[Structured figure records]

***

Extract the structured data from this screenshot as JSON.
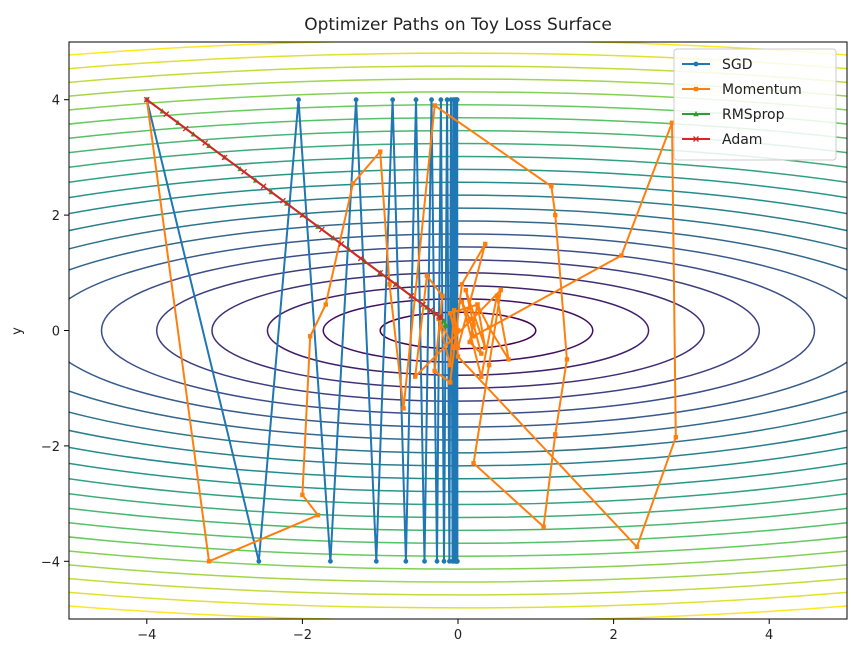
{
  "chart_data": {
    "type": "line",
    "title": "Optimizer Paths on Toy Loss Surface",
    "xlabel": "",
    "ylabel": "y",
    "xlim": [
      -5,
      5
    ],
    "ylim": [
      -5,
      5
    ],
    "x_ticks": [
      -4,
      -2,
      0,
      2,
      4
    ],
    "y_ticks": [
      -4,
      -2,
      0,
      2,
      4
    ],
    "x_tick_labels": [
      "−4",
      "−2",
      "0",
      "2",
      "4"
    ],
    "y_tick_labels": [
      "−4",
      "−2",
      "0",
      "2",
      "4"
    ],
    "grid": false,
    "legend_position": "top-right",
    "background": {
      "type": "contour",
      "function": "x^2 + 10*y^2",
      "levels": [
        1,
        3,
        6,
        10,
        15,
        21,
        28,
        36,
        45,
        55,
        66,
        78,
        91,
        105,
        120,
        136,
        153,
        171,
        190,
        210,
        231,
        253
      ],
      "colormap": [
        "#440154",
        "#3b528b",
        "#21918c",
        "#5ec962",
        "#fde725"
      ]
    },
    "series": [
      {
        "name": "SGD",
        "color": "#1f77b4",
        "marker": "circle",
        "x": [
          -4.0,
          -2.56,
          -2.05,
          -1.64,
          -1.31,
          -1.05,
          -0.84,
          -0.67,
          -0.54,
          -0.43,
          -0.34,
          -0.27,
          -0.22,
          -0.18,
          -0.14,
          -0.11,
          -0.09,
          -0.07,
          -0.06,
          -0.05,
          -0.04,
          -0.03,
          -0.025,
          -0.02,
          -0.015,
          -0.012,
          -0.01,
          -0.008
        ],
        "y": [
          4.0,
          -4.0,
          4.0,
          -4.0,
          4.0,
          -4.0,
          4.0,
          -4.0,
          4.0,
          -4.0,
          4.0,
          -4.0,
          4.0,
          -4.0,
          4.0,
          -4.0,
          4.0,
          -4.0,
          4.0,
          -4.0,
          4.0,
          -4.0,
          4.0,
          -4.0,
          4.0,
          -4.0,
          4.0,
          -4.0
        ]
      },
      {
        "name": "Momentum",
        "color": "#ff7f0e",
        "marker": "square",
        "x": [
          -4.0,
          -3.2,
          -1.8,
          -2.0,
          -1.9,
          -1.7,
          -1.35,
          -1.0,
          -0.88,
          -0.7,
          -0.3,
          1.2,
          1.25,
          1.4,
          1.25,
          1.1,
          0.2,
          0.4,
          0.55,
          -0.55,
          -0.4,
          -0.2,
          -0.3,
          -0.1,
          0.05,
          0.35,
          0.0,
          -0.1,
          0.25,
          0.35,
          0.1,
          0.2,
          0.3,
          0.15,
          0.25,
          0.4,
          0.65,
          0.5,
          0.3,
          0.05,
          0.15,
          0.2,
          2.1,
          2.75,
          2.8,
          2.3,
          0.0,
          -0.05,
          -0.1,
          -0.25,
          -0.05,
          0.0,
          -0.02,
          0.0
        ],
        "y": [
          4.0,
          -4.0,
          -3.2,
          -2.85,
          -0.1,
          0.45,
          2.55,
          3.1,
          0.8,
          -1.35,
          3.9,
          2.5,
          2.0,
          -0.5,
          -1.8,
          -3.4,
          -2.3,
          -0.6,
          0.7,
          -0.8,
          0.95,
          0.6,
          -0.7,
          -0.9,
          0.8,
          1.5,
          -0.3,
          0.3,
          0.45,
          -0.3,
          0.7,
          0.1,
          -0.4,
          -0.2,
          0.45,
          0.05,
          -0.5,
          0.6,
          -0.8,
          0.5,
          0.2,
          -0.1,
          1.3,
          3.6,
          -1.85,
          -3.75,
          -0.45,
          0.35,
          -0.6,
          0.2,
          -0.3,
          0.0,
          0.05,
          0.0
        ]
      },
      {
        "name": "RMSprop",
        "color": "#2ca02c",
        "marker": "triangle",
        "x": [
          -4.0,
          -3.8,
          -3.6,
          -3.4,
          -3.2,
          -3.0,
          -2.8,
          -2.6,
          -2.4,
          -2.2,
          -2.0,
          -1.8,
          -1.6,
          -1.4,
          -1.2,
          -1.0,
          -0.8,
          -0.6,
          -0.4,
          -0.3,
          -0.22,
          -0.18,
          -0.16,
          -0.15
        ],
        "y": [
          4.0,
          3.8,
          3.6,
          3.4,
          3.2,
          3.0,
          2.8,
          2.6,
          2.4,
          2.2,
          2.0,
          1.8,
          1.6,
          1.4,
          1.2,
          1.0,
          0.8,
          0.6,
          0.4,
          0.3,
          0.22,
          0.16,
          0.1,
          0.08
        ]
      },
      {
        "name": "Adam",
        "color": "#d62728",
        "marker": "x",
        "x": [
          -4.0,
          -3.75,
          -3.5,
          -3.25,
          -3.0,
          -2.75,
          -2.5,
          -2.25,
          -2.0,
          -1.75,
          -1.5,
          -1.25,
          -1.0,
          -0.8,
          -0.6,
          -0.45,
          -0.35,
          -0.28,
          -0.24,
          -0.22
        ],
        "y": [
          4.0,
          3.75,
          3.5,
          3.25,
          3.0,
          2.75,
          2.5,
          2.25,
          2.0,
          1.75,
          1.5,
          1.25,
          1.0,
          0.8,
          0.6,
          0.45,
          0.35,
          0.28,
          0.24,
          0.22
        ]
      }
    ]
  }
}
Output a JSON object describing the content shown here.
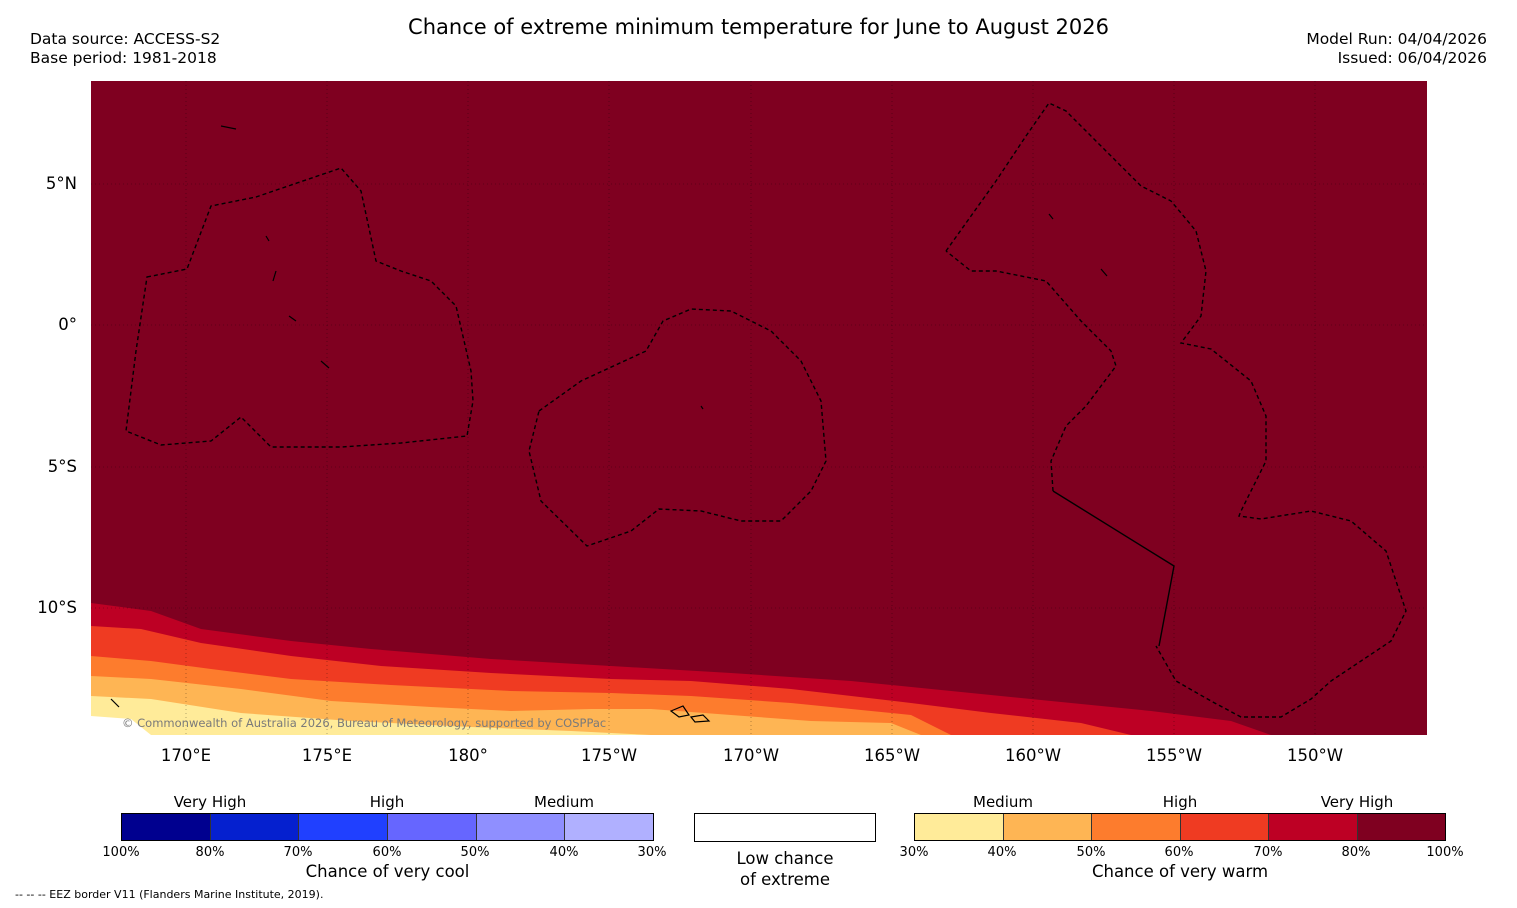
{
  "header": {
    "title": "Chance of extreme minimum temperature for June to August 2026",
    "data_source": "Data source: ACCESS-S2",
    "base_period": "Base period: 1981-2018",
    "model_run": "Model Run: 04/04/2026",
    "issued": "Issued: 06/04/2026"
  },
  "map": {
    "copyright": "© Commonwealth of Australia 2026, Bureau of Meteorology, supported by COSPPac",
    "lat_labels": [
      "5°N",
      "0°",
      "5°S",
      "10°S"
    ],
    "lon_labels": [
      "170°E",
      "175°E",
      "180°",
      "175°W",
      "170°W",
      "165°W",
      "160°W",
      "155°W",
      "150°W"
    ],
    "fill_color": "#7f0020"
  },
  "legend": {
    "cool": {
      "categories": [
        "Very High",
        "High",
        "Medium"
      ],
      "ticks": [
        "100%",
        "80%",
        "70%",
        "60%",
        "50%",
        "40%",
        "30%"
      ],
      "colors": [
        "#00008f",
        "#0520cf",
        "#2040ff",
        "#6666ff",
        "#8f8fff",
        "#b0b0ff"
      ],
      "caption": "Chance of very cool"
    },
    "low": {
      "line1": "Low chance",
      "line2": "of extreme"
    },
    "warm": {
      "categories": [
        "Medium",
        "High",
        "Very High"
      ],
      "ticks": [
        "30%",
        "40%",
        "50%",
        "60%",
        "70%",
        "80%",
        "100%"
      ],
      "colors": [
        "#ffeb99",
        "#feb554",
        "#fd7c2d",
        "#ef3b22",
        "#bd0024",
        "#7f0020"
      ],
      "caption": "Chance of very warm"
    }
  },
  "footnote": "--  --  -- EEZ border V11 (Flanders Marine Institute, 2019)."
}
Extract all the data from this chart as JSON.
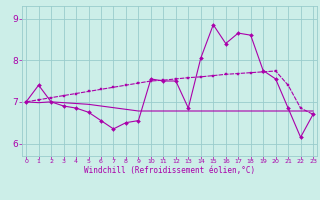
{
  "xlabel": "Windchill (Refroidissement éolien,°C)",
  "background_color": "#cceee8",
  "grid_color": "#99cccc",
  "line_color": "#aa00aa",
  "x_ticks": [
    0,
    1,
    2,
    3,
    4,
    5,
    6,
    7,
    8,
    9,
    10,
    11,
    12,
    13,
    14,
    15,
    16,
    17,
    18,
    19,
    20,
    21,
    22,
    23
  ],
  "y_ticks": [
    6,
    7,
    8,
    9
  ],
  "ylim": [
    5.7,
    9.3
  ],
  "xlim": [
    -0.3,
    23.3
  ],
  "series1_x": [
    0,
    1,
    2,
    3,
    4,
    5,
    6,
    7,
    8,
    9,
    10,
    11,
    12,
    13,
    14,
    15,
    16,
    17,
    18,
    19,
    20,
    21,
    22,
    23
  ],
  "series1_y": [
    7.0,
    7.4,
    7.0,
    6.9,
    6.85,
    6.75,
    6.55,
    6.35,
    6.5,
    6.55,
    7.55,
    7.5,
    7.5,
    6.85,
    8.05,
    8.85,
    8.4,
    8.65,
    8.6,
    7.75,
    7.55,
    6.85,
    6.15,
    6.7
  ],
  "series2_x": [
    0,
    1,
    2,
    3,
    4,
    5,
    6,
    7,
    8,
    9,
    10,
    11,
    12,
    13,
    14,
    15,
    16,
    17,
    18,
    19,
    20,
    21,
    22,
    23
  ],
  "series2_y": [
    7.0,
    7.05,
    7.1,
    7.15,
    7.2,
    7.25,
    7.3,
    7.35,
    7.4,
    7.45,
    7.5,
    7.52,
    7.55,
    7.58,
    7.6,
    7.63,
    7.66,
    7.68,
    7.7,
    7.72,
    7.74,
    7.4,
    6.85,
    6.7
  ],
  "series3_x": [
    0,
    1,
    2,
    3,
    4,
    5,
    6,
    7,
    8,
    9,
    10,
    11,
    12,
    13,
    14,
    15,
    16,
    17,
    18,
    19,
    20,
    21,
    22,
    23
  ],
  "series3_y": [
    7.0,
    6.98,
    7.0,
    6.98,
    6.96,
    6.94,
    6.9,
    6.86,
    6.82,
    6.78,
    6.78,
    6.78,
    6.78,
    6.78,
    6.78,
    6.78,
    6.78,
    6.78,
    6.78,
    6.78,
    6.78,
    6.78,
    6.78,
    6.78
  ]
}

***

Work out how many lines in the entries hold the string "xlabel". Your answer should consist solely of that number.

* **Result**
2